> [AIM OF THE EXERCISE]
All the data should be repeated exactly. Any image in it is left out.

━━━━

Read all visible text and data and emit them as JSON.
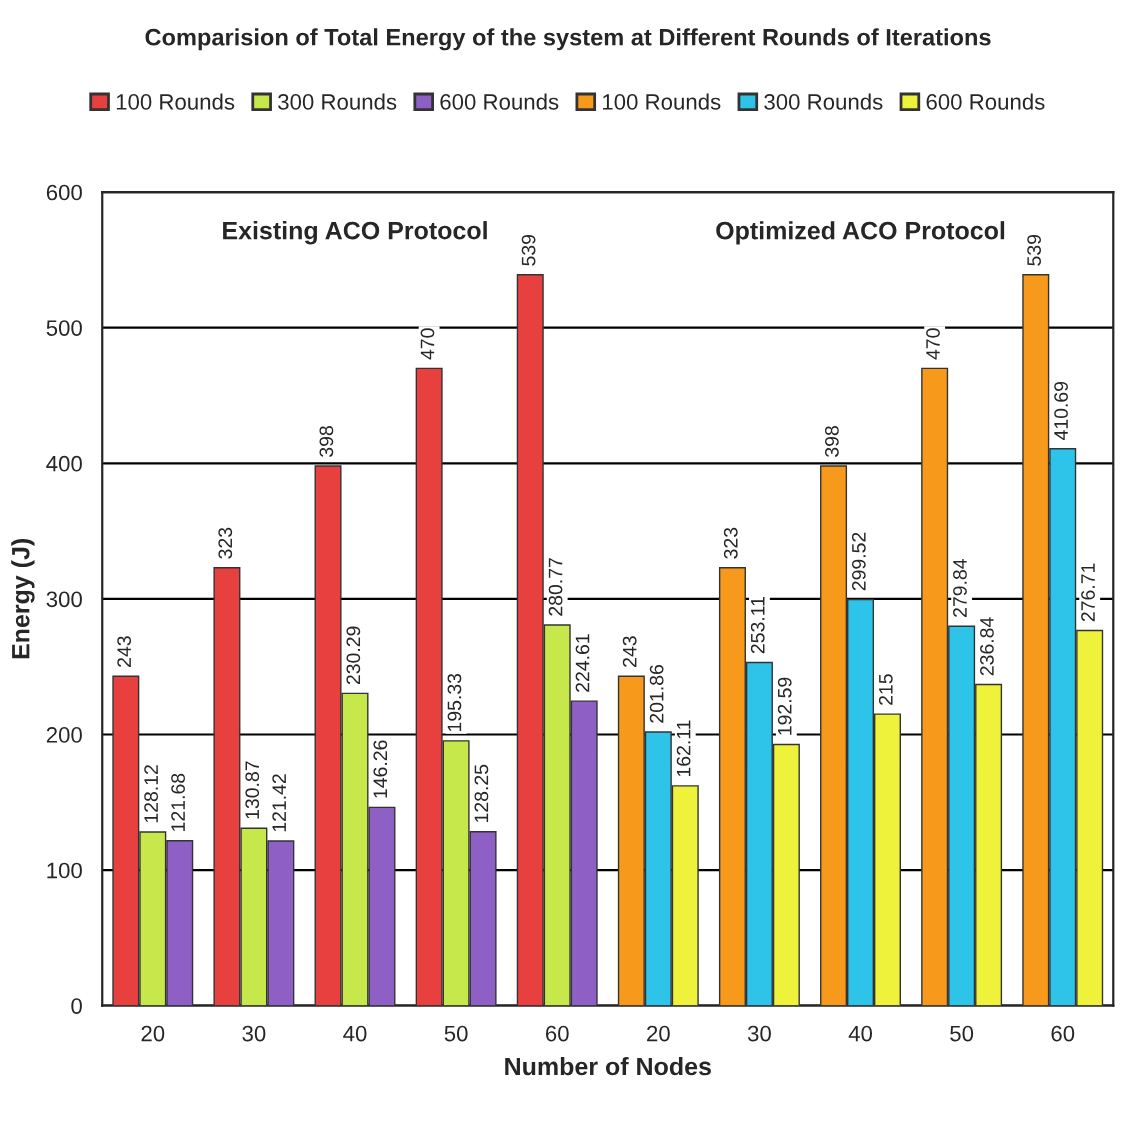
{
  "chart_data": {
    "type": "bar",
    "title": "Comparision of Total Energy of the system at Different Rounds of Iterations",
    "xlabel": "Number of Nodes",
    "ylabel": "Energy (J)",
    "categories": [
      "20",
      "30",
      "40",
      "50",
      "60",
      "20",
      "30",
      "40",
      "50",
      "60"
    ],
    "series": [
      {
        "name": "100 Rounds",
        "color": "#e8403f",
        "values": [
          243,
          323,
          398,
          470,
          539,
          null,
          null,
          null,
          null,
          null
        ]
      },
      {
        "name": "300 Rounds",
        "color": "#c6e84a",
        "values": [
          128.12,
          130.87,
          230.29,
          195.33,
          280.77,
          null,
          null,
          null,
          null,
          null
        ]
      },
      {
        "name": "600 Rounds",
        "color": "#8e5fc4",
        "values": [
          121.68,
          121.42,
          146.26,
          128.25,
          224.61,
          null,
          null,
          null,
          null,
          null
        ]
      },
      {
        "name": "100 Rounds",
        "color": "#f79a1c",
        "values": [
          null,
          null,
          null,
          null,
          null,
          243,
          323,
          398,
          470,
          539
        ]
      },
      {
        "name": "300 Rounds",
        "color": "#2ec3e8",
        "values": [
          null,
          null,
          null,
          null,
          null,
          201.86,
          253.11,
          299.52,
          279.84,
          410.69
        ]
      },
      {
        "name": "600 Rounds",
        "color": "#eef23a",
        "values": [
          null,
          null,
          null,
          null,
          null,
          162.11,
          192.59,
          215,
          236.84,
          276.71
        ]
      }
    ],
    "annotations": [
      "Existing ACO Protocol",
      "Optimized ACO Protocol"
    ],
    "ylim": [
      0,
      600
    ],
    "yticks": [
      0,
      100,
      200,
      300,
      400,
      500,
      600
    ],
    "grid": "y",
    "legend": "top",
    "data_labels": true
  }
}
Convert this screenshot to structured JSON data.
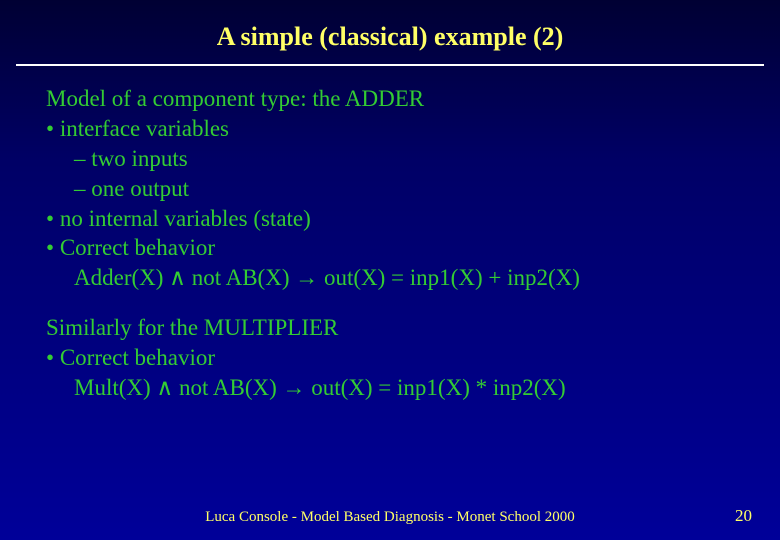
{
  "title": "A simple (classical) example (2)",
  "lines": {
    "a": "Model of a component type:  the ADDER",
    "b": "interface variables",
    "c": "two inputs",
    "d": "one output",
    "e": "no internal variables (state)",
    "f": "Correct behavior",
    "g": "Adder(X) ∧ not AB(X) → out(X) = inp1(X) + inp2(X)",
    "h": "Similarly for the MULTIPLIER",
    "i": "Correct behavior",
    "j": "Mult(X) ∧ not AB(X) → out(X) = inp1(X) * inp2(X)"
  },
  "footer": "Luca Console - Model Based Diagnosis - Monet School 2000",
  "page": "20",
  "colors": {
    "title": "#ffff66",
    "body": "#33cc33",
    "footer": "#ffff66",
    "rule": "#ffffff",
    "bg_top": "#000033",
    "bg_bottom": "#000099"
  },
  "fonts": {
    "family": "Times New Roman",
    "title_size_pt": 20,
    "body_size_pt": 17,
    "footer_size_pt": 11
  }
}
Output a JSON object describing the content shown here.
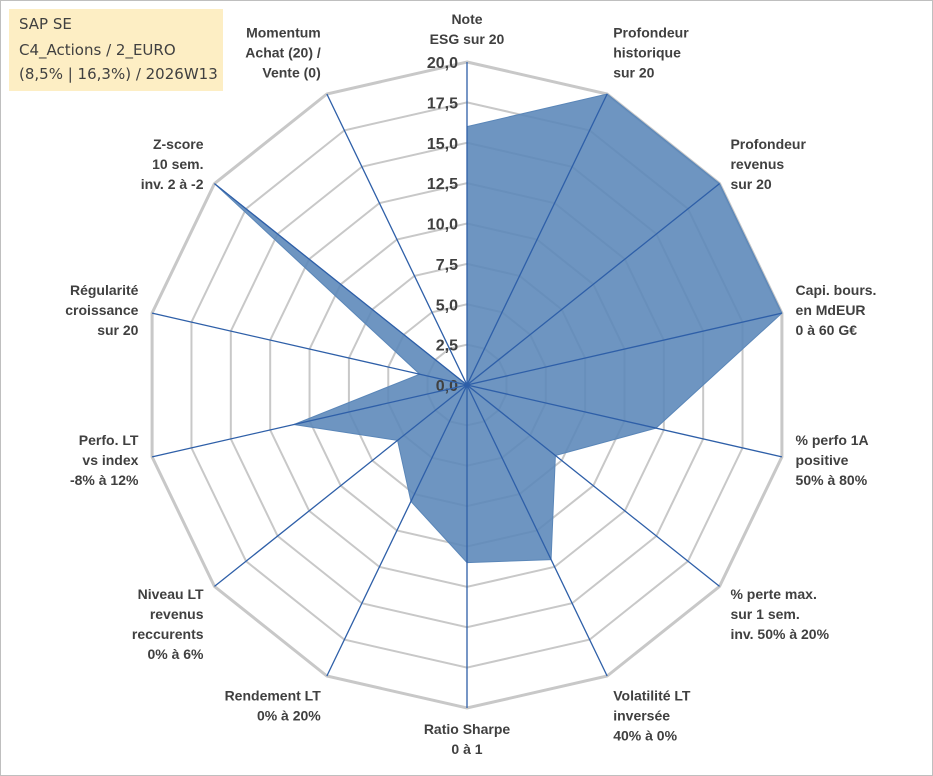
{
  "info": {
    "line1": "SAP SE",
    "line2": "C4_Actions / 2_EURO",
    "line3": "(8,5% | 16,3%) / 2026W13"
  },
  "colors": {
    "fill": "#5a86b8",
    "line": "#2e5fa8",
    "grid": "#c8c8c8",
    "text": "#404040",
    "box": "#fdeec4"
  },
  "chart_data": {
    "type": "radar",
    "title": "",
    "rmin": 0,
    "rmax": 20,
    "step": 2.5,
    "tick_labels": [
      "0,0",
      "2,5",
      "5,0",
      "7,5",
      "10,0",
      "12,5",
      "15,0",
      "17,5",
      "20,0"
    ],
    "axes": [
      [
        "Note",
        "ESG sur 20"
      ],
      [
        "Profondeur",
        "historique",
        "sur 20"
      ],
      [
        "Profondeur",
        "revenus",
        "sur 20"
      ],
      [
        "Capi. bours.",
        "en MdEUR",
        "0 à 60 G€"
      ],
      [
        "% perfo 1A",
        "positive",
        "50% à 80%"
      ],
      [
        "% perte max.",
        "sur 1 sem.",
        "inv. 50% à 20%"
      ],
      [
        "Volatilité LT",
        "inversée",
        "40% à 0%"
      ],
      [
        "Ratio Sharpe",
        "0 à 1"
      ],
      [
        "Rendement LT",
        "0% à 20%"
      ],
      [
        "Niveau LT",
        "revenus",
        "reccurents",
        "0% à 6%"
      ],
      [
        "Perfo. LT",
        "vs index",
        "-8% à 12%"
      ],
      [
        "Régularité",
        "croissance",
        "sur 20"
      ],
      [
        "Z-score",
        "10 sem.",
        "inv. 2 à -2"
      ],
      [
        "Momentum",
        "Achat (20) /",
        "Vente (0)"
      ]
    ],
    "series": [
      {
        "name": "SAP SE",
        "values": [
          16.0,
          20.0,
          20.0,
          20.0,
          12.0,
          7.0,
          12.0,
          11.0,
          8.0,
          5.5,
          11.0,
          3.0,
          20.0,
          0.0
        ]
      }
    ]
  }
}
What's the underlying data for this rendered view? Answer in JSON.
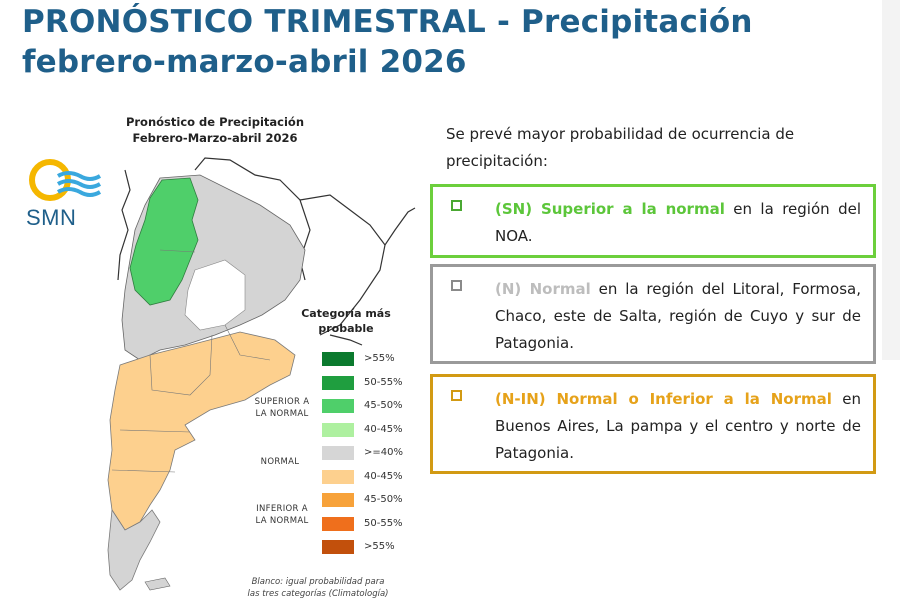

━━━━

> [RESULT OF THIS EXERCISE]
Read all visible text and data and emit them as JSON.
{
  "chart_data": {
    "type": "bar",
    "title": "Comparision of Total Energy of the system at Different Rounds of Iterations",
    "xlabel": "Number of Nodes",
    "ylabel": "Energy (J)",
    "categories": [
      "20",
      "30",
      "40",
      "50",
      "60",
      "20",
      "30",
      "40",
      "50",
      "60"
    ],
    "series": [
      {
        "name": "100 Rounds",
        "color": "#e8403f",
        "values": [
          243,
          323,
          398,
          470,
          539,
          null,
          null,
          null,
          null,
          null
        ]
      },
      {
        "name": "300 Rounds",
        "color": "#c6e84a",
        "values": [
          128.12,
          130.87,
          230.29,
          195.33,
          280.77,
          null,
          null,
          null,
          null,
          null
        ]
      },
      {
        "name": "600 Rounds",
        "color": "#8e5fc4",
        "values": [
          121.68,
          121.42,
          146.26,
          128.25,
          224.61,
          null,
          null,
          null,
          null,
          null
        ]
      },
      {
        "name": "100 Rounds",
        "color": "#f79a1c",
        "values": [
          null,
          null,
          null,
          null,
          null,
          243,
          323,
          398,
          470,
          539
        ]
      },
      {
        "name": "300 Rounds",
        "color": "#2ec3e8",
        "values": [
          null,
          null,
          null,
          null,
          null,
          201.86,
          253.11,
          299.52,
          279.84,
          410.69
        ]
      },
      {
        "name": "600 Rounds",
        "color": "#eef23a",
        "values": [
          null,
          null,
          null,
          null,
          null,
          162.11,
          192.59,
          215,
          236.84,
          276.71
        ]
      }
    ],
    "annotations": [
      "Existing ACO Protocol",
      "Optimized ACO Protocol"
    ],
    "ylim": [
      0,
      600
    ],
    "yticks": [
      0,
      100,
      200,
      300,
      400,
      500,
      600
    ],
    "grid": "y",
    "legend": "top",
    "data_labels": true
  }
}
Convert this screenshot to structured JSON data.
{
  "title": "A simple (classical) example (2)",
  "lines": {
    "a": "Model of a component type:  the ADDER",
    "b": "interface variables",
    "c": "two inputs",
    "d": "one output",
    "e": "no internal variables (state)",
    "f": "Correct behavior",
    "g": "Adder(X) ∧ not AB(X) → out(X) = inp1(X) + inp2(X)",
    "h": "Similarly for the MULTIPLIER",
    "i": "Correct behavior",
    "j": "Mult(X) ∧ not AB(X) → out(X) = inp1(X) * inp2(X)"
  },
  "footer": "Luca Console - Model Based Diagnosis - Monet School 2000",
  "page": "20",
  "colors": {
    "title": "#ffff66",
    "body": "#33cc33",
    "footer": "#ffff66",
    "rule": "#ffffff",
    "bg_top": "#000033",
    "bg_bottom": "#000099"
  },
  "fonts": {
    "family": "Times New Roman",
    "title_size_pt": 20,
    "body_size_pt": 17,
    "footer_size_pt": 11
  }
}
Output a JSON object describing the content shown here.
{
  "info": {
    "line1": "SAP SE",
    "line2": "C4_Actions / 2_EURO",
    "line3": "(8,5% | 16,3%) / 2026W13"
  },
  "colors": {
    "fill": "#5a86b8",
    "line": "#2e5fa8",
    "grid": "#c8c8c8",
    "text": "#404040",
    "box": "#fdeec4"
  },
  "chart_data": {
    "type": "radar",
    "title": "",
    "rmin": 0,
    "rmax": 20,
    "step": 2.5,
    "tick_labels": [
      "0,0",
      "2,5",
      "5,0",
      "7,5",
      "10,0",
      "12,5",
      "15,0",
      "17,5",
      "20,0"
    ],
    "axes": [
      [
        "Note",
        "ESG sur 20"
      ],
      [
        "Profondeur",
        "historique",
        "sur 20"
      ],
      [
        "Profondeur",
        "revenus",
        "sur 20"
      ],
      [
        "Capi. bours.",
        "en MdEUR",
        "0 à 60 G€"
      ],
      [
        "% perfo 1A",
        "positive",
        "50% à 80%"
      ],
      [
        "% perte max.",
        "sur 1 sem.",
        "inv. 50% à 20%"
      ],
      [
        "Volatilité LT",
        "inversée",
        "40% à 0%"
      ],
      [
        "Ratio Sharpe",
        "0 à 1"
      ],
      [
        "Rendement LT",
        "0% à 20%"
      ],
      [
        "Niveau LT",
        "revenus",
        "reccurents",
        "0% à 6%"
      ],
      [
        "Perfo. LT",
        "vs index",
        "-8% à 12%"
      ],
      [
        "Régularité",
        "croissance",
        "sur 20"
      ],
      [
        "Z-score",
        "10 sem.",
        "inv. 2 à -2"
      ],
      [
        "Momentum",
        "Achat (20) /",
        "Vente (0)"
      ]
    ],
    "series": [
      {
        "name": "SAP SE",
        "values": [
          16.0,
          20.0,
          20.0,
          20.0,
          12.0,
          7.0,
          12.0,
          11.0,
          8.0,
          5.5,
          11.0,
          3.0,
          20.0,
          0.0
        ]
      }
    ]
  }
}
What's the underlying data for this rendered view? Answer in JSON.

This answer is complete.